- _Your instructions_:
Which lines of the records contain "могла"? Collect every one of them.

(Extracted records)

= = =

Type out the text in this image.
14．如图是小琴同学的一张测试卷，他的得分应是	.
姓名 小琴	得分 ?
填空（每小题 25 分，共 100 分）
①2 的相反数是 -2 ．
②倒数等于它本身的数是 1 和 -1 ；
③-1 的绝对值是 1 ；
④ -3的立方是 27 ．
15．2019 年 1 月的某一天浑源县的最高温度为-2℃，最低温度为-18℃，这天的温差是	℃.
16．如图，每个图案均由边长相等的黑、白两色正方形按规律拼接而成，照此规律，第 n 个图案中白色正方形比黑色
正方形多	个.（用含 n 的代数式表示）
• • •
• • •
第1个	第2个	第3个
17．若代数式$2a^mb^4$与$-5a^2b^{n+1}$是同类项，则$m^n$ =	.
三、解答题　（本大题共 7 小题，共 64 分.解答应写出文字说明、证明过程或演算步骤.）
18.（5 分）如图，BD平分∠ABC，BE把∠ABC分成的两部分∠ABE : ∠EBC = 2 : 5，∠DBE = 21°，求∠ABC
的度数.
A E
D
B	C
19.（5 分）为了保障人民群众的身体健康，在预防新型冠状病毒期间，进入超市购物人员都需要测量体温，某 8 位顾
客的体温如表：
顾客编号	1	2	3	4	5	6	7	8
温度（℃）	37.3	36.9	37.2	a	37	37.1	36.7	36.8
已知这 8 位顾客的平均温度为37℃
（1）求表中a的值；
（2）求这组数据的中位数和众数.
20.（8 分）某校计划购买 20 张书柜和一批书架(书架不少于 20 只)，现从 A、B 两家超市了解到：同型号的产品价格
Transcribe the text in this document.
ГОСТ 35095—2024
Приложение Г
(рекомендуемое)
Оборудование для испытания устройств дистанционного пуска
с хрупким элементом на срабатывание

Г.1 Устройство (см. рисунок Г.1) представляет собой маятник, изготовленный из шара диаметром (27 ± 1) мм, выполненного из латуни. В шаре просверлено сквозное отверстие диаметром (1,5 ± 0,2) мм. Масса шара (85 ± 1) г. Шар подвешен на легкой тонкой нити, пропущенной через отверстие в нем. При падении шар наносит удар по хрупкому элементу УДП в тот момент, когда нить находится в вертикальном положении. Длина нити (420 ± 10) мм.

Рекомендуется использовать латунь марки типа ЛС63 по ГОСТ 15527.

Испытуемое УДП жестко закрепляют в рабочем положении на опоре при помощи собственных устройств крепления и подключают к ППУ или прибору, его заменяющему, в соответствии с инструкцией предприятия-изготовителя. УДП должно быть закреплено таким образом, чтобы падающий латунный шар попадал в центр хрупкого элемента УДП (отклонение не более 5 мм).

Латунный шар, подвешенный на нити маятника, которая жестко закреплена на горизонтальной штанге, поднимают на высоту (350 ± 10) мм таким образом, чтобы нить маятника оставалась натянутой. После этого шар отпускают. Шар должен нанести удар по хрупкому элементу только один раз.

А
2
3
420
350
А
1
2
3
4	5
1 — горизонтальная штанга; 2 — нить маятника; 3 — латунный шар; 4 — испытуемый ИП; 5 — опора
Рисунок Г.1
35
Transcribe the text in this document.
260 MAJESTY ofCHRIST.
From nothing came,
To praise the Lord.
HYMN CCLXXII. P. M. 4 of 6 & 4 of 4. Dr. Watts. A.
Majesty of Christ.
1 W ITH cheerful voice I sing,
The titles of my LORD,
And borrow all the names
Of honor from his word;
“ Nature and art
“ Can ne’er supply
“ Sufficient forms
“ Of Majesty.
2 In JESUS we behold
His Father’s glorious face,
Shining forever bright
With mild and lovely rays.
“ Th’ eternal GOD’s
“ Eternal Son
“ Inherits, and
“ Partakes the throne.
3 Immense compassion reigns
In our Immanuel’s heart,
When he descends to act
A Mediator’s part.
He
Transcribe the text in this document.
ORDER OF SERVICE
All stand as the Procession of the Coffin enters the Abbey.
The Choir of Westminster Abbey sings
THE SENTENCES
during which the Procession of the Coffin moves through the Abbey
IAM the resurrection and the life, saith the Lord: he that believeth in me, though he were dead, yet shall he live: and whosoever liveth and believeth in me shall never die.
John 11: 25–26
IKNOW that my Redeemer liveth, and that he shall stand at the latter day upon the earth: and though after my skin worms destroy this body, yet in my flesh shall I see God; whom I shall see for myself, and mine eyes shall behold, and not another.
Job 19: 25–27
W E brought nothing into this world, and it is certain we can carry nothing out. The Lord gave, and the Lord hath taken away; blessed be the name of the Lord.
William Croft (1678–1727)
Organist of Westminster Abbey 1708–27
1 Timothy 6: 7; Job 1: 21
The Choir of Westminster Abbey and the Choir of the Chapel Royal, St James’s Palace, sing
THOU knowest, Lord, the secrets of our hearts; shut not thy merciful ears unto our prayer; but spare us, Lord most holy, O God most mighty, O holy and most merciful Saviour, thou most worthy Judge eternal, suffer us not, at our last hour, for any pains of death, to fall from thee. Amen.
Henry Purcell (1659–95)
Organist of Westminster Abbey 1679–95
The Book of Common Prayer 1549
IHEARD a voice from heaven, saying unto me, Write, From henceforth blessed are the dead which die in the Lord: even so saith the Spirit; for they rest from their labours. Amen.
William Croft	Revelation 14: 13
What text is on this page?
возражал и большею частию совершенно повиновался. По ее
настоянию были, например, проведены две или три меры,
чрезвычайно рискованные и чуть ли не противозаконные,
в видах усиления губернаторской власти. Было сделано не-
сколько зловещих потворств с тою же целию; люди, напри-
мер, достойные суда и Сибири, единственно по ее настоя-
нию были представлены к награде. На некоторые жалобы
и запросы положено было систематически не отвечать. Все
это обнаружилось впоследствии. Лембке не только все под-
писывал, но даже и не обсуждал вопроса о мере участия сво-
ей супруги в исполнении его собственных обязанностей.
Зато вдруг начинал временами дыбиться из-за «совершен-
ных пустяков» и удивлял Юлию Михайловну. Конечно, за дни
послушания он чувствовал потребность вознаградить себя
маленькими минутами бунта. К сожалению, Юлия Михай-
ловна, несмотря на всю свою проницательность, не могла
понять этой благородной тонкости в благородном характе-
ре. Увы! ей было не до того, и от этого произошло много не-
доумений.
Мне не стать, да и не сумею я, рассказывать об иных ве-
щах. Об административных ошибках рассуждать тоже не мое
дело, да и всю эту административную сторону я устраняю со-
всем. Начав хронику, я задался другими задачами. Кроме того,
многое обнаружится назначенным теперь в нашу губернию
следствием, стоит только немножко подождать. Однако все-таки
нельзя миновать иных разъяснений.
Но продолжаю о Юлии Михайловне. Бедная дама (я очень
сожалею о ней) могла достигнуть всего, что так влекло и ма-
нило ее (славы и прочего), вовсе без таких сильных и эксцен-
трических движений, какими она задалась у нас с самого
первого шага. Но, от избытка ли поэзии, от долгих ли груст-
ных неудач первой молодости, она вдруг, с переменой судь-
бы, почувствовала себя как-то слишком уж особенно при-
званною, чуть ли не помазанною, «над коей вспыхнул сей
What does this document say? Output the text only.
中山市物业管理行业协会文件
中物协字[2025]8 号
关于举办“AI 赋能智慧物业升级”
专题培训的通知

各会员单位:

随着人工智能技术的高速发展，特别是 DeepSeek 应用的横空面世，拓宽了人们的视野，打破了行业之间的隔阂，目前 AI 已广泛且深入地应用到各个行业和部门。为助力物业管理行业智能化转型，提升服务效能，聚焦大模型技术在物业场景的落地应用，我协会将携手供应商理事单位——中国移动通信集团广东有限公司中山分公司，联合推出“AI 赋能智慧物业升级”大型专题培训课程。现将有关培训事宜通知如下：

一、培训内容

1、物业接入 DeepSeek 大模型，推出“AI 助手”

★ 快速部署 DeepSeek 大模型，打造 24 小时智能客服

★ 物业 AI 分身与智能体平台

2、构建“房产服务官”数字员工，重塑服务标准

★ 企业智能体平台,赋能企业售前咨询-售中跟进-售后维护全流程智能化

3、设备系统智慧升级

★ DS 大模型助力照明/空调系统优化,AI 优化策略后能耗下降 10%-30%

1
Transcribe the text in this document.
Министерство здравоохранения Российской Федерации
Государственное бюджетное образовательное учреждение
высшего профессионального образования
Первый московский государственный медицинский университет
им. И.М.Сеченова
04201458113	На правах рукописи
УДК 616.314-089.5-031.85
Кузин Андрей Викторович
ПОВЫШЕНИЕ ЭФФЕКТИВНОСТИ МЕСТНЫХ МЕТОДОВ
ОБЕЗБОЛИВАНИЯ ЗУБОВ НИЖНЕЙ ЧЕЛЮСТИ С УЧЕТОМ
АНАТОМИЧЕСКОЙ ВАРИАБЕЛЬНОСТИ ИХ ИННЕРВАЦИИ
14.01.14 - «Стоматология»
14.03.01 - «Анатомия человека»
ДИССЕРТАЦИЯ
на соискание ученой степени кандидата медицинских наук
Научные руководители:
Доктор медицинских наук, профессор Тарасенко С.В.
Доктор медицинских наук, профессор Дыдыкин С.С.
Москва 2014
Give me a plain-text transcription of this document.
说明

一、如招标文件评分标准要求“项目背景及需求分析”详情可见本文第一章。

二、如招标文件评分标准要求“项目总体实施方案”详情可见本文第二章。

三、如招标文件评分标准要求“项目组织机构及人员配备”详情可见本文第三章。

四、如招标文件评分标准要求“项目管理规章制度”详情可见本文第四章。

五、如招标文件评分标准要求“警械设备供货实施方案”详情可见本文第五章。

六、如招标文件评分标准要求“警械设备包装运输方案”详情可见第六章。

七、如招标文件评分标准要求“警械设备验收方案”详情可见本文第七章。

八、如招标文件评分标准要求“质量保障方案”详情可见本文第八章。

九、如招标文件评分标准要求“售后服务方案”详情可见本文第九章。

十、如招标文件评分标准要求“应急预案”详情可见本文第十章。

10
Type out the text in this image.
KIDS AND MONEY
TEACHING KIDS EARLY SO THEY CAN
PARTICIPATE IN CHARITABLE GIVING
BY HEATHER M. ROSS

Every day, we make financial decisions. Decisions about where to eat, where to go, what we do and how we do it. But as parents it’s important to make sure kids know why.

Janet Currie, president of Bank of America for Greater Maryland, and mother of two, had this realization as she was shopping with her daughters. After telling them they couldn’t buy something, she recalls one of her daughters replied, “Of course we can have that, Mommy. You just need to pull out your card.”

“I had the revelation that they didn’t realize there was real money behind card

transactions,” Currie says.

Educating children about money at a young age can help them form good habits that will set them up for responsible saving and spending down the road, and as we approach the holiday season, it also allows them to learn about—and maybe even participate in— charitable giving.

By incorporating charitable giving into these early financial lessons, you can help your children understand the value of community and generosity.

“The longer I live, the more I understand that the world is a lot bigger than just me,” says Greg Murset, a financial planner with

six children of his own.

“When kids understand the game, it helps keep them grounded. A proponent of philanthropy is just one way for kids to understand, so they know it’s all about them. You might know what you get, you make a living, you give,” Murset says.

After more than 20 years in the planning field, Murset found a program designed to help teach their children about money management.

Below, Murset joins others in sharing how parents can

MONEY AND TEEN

= = =

- _Task answer_:
ловна, несмотря на всю свою проницательность, не могла
сожалею о ней) могла достигнуть всего, что так влекло и ма-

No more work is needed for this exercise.